(DIRECTIONS FOR THIS TASK): Below is a listing; reproduce each line of it exactly.

───── INFORMATION SHOWN ─────

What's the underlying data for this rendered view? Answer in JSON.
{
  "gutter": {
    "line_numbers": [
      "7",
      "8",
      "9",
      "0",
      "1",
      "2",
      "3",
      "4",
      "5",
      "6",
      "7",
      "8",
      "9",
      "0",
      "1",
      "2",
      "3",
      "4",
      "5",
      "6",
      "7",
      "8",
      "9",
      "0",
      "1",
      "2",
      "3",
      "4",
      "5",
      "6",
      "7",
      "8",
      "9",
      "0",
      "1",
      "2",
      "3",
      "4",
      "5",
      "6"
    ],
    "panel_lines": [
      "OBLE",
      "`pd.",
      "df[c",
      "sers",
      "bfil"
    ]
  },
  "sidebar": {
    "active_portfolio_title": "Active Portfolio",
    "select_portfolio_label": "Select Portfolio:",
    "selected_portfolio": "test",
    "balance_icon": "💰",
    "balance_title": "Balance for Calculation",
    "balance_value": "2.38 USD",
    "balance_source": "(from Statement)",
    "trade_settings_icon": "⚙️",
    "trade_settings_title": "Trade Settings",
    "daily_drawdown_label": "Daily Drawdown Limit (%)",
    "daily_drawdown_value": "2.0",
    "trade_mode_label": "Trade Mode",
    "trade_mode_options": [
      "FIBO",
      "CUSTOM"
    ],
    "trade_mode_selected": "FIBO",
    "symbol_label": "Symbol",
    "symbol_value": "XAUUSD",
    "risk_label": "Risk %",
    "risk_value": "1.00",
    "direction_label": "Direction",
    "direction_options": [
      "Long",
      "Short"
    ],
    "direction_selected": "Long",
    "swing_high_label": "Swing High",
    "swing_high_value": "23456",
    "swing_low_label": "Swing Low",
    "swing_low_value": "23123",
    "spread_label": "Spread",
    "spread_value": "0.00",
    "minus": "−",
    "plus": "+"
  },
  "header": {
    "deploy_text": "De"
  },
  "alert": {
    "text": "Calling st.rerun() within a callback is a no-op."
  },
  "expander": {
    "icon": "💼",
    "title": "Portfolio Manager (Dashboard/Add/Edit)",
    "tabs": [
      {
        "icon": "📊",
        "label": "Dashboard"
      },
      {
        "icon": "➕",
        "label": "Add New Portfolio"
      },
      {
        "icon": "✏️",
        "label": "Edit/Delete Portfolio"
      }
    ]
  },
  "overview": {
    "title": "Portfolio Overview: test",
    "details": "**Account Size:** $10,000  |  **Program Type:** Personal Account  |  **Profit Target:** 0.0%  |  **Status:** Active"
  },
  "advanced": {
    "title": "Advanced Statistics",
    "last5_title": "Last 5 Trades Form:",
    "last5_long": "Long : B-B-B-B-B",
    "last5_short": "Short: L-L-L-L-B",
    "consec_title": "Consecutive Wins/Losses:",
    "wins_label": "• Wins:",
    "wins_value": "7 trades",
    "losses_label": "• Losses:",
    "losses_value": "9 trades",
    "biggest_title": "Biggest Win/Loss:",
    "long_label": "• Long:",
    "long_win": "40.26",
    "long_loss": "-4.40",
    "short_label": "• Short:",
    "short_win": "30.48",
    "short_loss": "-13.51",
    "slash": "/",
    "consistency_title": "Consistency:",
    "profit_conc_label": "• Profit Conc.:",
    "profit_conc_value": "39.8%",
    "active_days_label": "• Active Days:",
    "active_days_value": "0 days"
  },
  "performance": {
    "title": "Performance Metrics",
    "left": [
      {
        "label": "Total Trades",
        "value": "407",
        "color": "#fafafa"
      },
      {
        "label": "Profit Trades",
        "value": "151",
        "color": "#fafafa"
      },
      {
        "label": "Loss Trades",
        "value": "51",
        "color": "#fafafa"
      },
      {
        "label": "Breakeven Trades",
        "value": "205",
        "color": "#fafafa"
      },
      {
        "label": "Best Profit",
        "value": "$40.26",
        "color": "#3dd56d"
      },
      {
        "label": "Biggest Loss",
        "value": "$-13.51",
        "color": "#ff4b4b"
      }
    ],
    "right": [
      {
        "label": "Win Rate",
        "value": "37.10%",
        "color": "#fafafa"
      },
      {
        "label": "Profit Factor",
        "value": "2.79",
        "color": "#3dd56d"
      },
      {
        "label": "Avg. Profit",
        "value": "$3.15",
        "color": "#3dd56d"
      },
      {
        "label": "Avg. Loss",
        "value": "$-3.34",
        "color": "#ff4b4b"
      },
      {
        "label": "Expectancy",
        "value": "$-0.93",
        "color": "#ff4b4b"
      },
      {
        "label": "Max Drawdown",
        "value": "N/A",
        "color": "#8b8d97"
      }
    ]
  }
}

─────

(RESPONSE TO THE EXERCISE):
What's the underlying data for this rendered view? Answer in JSON.
{
  "gutter": {
    "line_numbers": [
      "7",
      "8",
      "9",
      "0",
      "1",
      "2",
      "3",
      "4",
      "5",
      "6",
      "7",
      "8",
      "9",
      "0",
      "1",
      "2",
      "3",
      "4",
      "5",
      "6",
      "7",
      "8",
      "9",
      "0",
      "1",
      "2",
      "3",
      "4",
      "5",
      "6",
      "7",
      "8",
      "9",
      "0",
      "1",
      "2",
      "3",
      "4",
      "5",
      "6"
    ],
    "panel_lines": [
      "OBLE",
      "`pd.",
      "df[c",
      "sers",
      "bfil"
    ]
  },
  "sidebar": {
    "active_portfolio_title": "Active Portfolio",
    "select_portfolio_label": "Select Portfolio:",
    "selected_portfolio": "test",
    "balance_icon": "💰",
    "balance_title": "Balance for Calculation",
    "balance_value": "2.38 USD",
    "balance_source": "(from Statement)",
    "trade_settings_icon": "⚙️",
    "trade_settings_title": "Trade Settings",
    "daily_drawdown_label": "Daily Drawdown Limit (%)",
    "daily_drawdown_value": "2.0",
    "trade_mode_label": "Trade Mode",
    "trade_mode_options": [
      "FIBO",
      "CUSTOM"
    ],
    "trade_mode_selected": "FIBO",
    "symbol_label": "Symbol",
    "symbol_value": "XAUUSD",
    "risk_label": "Risk %",
    "risk_value": "1.00",
    "direction_label": "Direction",
    "direction_options": [
      "Long",
      "Short"
    ],
    "direction_selected": "Long",
    "swing_high_label": "Swing High",
    "swing_high_value": "23456",
    "swing_low_label": "Swing Low",
    "swing_low_value": "23123",
    "spread_label": "Spread",
    "spread_value": "0.00",
    "minus": "−",
    "plus": "+"
  },
  "header": {
    "deploy_text": "De"
  },
  "alert": {
    "text": "Calling st.rerun() within a callback is a no-op."
  },
  "expander": {
    "icon": "💼",
    "title": "Portfolio Manager (Dashboard/Add/Edit)",
    "tabs": [
      {
        "icon": "📊",
        "label": "Dashboard"
      },
      {
        "icon": "➕",
        "label": "Add New Portfolio"
      },
      {
        "icon": "✏️",
        "label": "Edit/Delete Portfolio"
      }
    ]
  },
  "overview": {
    "title": "Portfolio Overview: test",
    "details": "**Account Size:** $10,000  |  **Program Type:** Personal Account  |  **Profit Target:** 0.0%  |  **Status:** Active"
  },
  "advanced": {
    "title": "Advanced Statistics",
    "last5_title": "Last 5 Trades Form:",
    "last5_long": "Long : B-B-B-B-B",
    "last5_short": "Short: L-L-L-L-B",
    "consec_title": "Consecutive Wins/Losses:",
    "wins_label": "• Wins:",
    "wins_value": "7 trades",
    "losses_label": "• Losses:",
    "losses_value": "9 trades",
    "biggest_title": "Biggest Win/Loss:",
    "long_label": "• Long:",
    "long_win": "40.26",
    "long_loss": "-4.40",
    "short_label": "• Short:",
    "short_win": "30.48",
    "short_loss": "-13.51",
    "slash": "/",
    "consistency_title": "Consistency:",
    "profit_conc_label": "• Profit Conc.:",
    "profit_conc_value": "39.8%",
    "active_days_label": "• Active Days:",
    "active_days_value": "0 days"
  },
  "performance": {
    "title": "Performance Metrics",
    "left": [
      {
        "label": "Total Trades",
        "value": "407",
        "color": "#fafafa"
      },
      {
        "label": "Profit Trades",
        "value": "151",
        "color": "#fafafa"
      },
      {
        "label": "Loss Trades",
        "value": "51",
        "color": "#fafafa"
      },
      {
        "label": "Breakeven Trades",
        "value": "205",
        "color": "#fafafa"
      },
      {
        "label": "Best Profit",
        "value": "$40.26",
        "color": "#3dd56d"
      },
      {
        "label": "Biggest Loss",
        "value": "$-13.51",
        "color": "#ff4b4b"
      }
    ],
    "right": [
      {
        "label": "Win Rate",
        "value": "37.10%",
        "color": "#fafafa"
      },
      {
        "label": "Profit Factor",
        "value": "2.79",
        "color": "#3dd56d"
      },
      {
        "label": "Avg. Profit",
        "value": "$3.15",
        "color": "#3dd56d"
      },
      {
        "label": "Avg. Loss",
        "value": "$-3.34",
        "color": "#ff4b4b"
      },
      {
        "label": "Expectancy",
        "value": "$-0.93",
        "color": "#ff4b4b"
      },
      {
        "label": "Max Drawdown",
        "value": "N/A",
        "color": "#8b8d97"
      }
    ]
  }
}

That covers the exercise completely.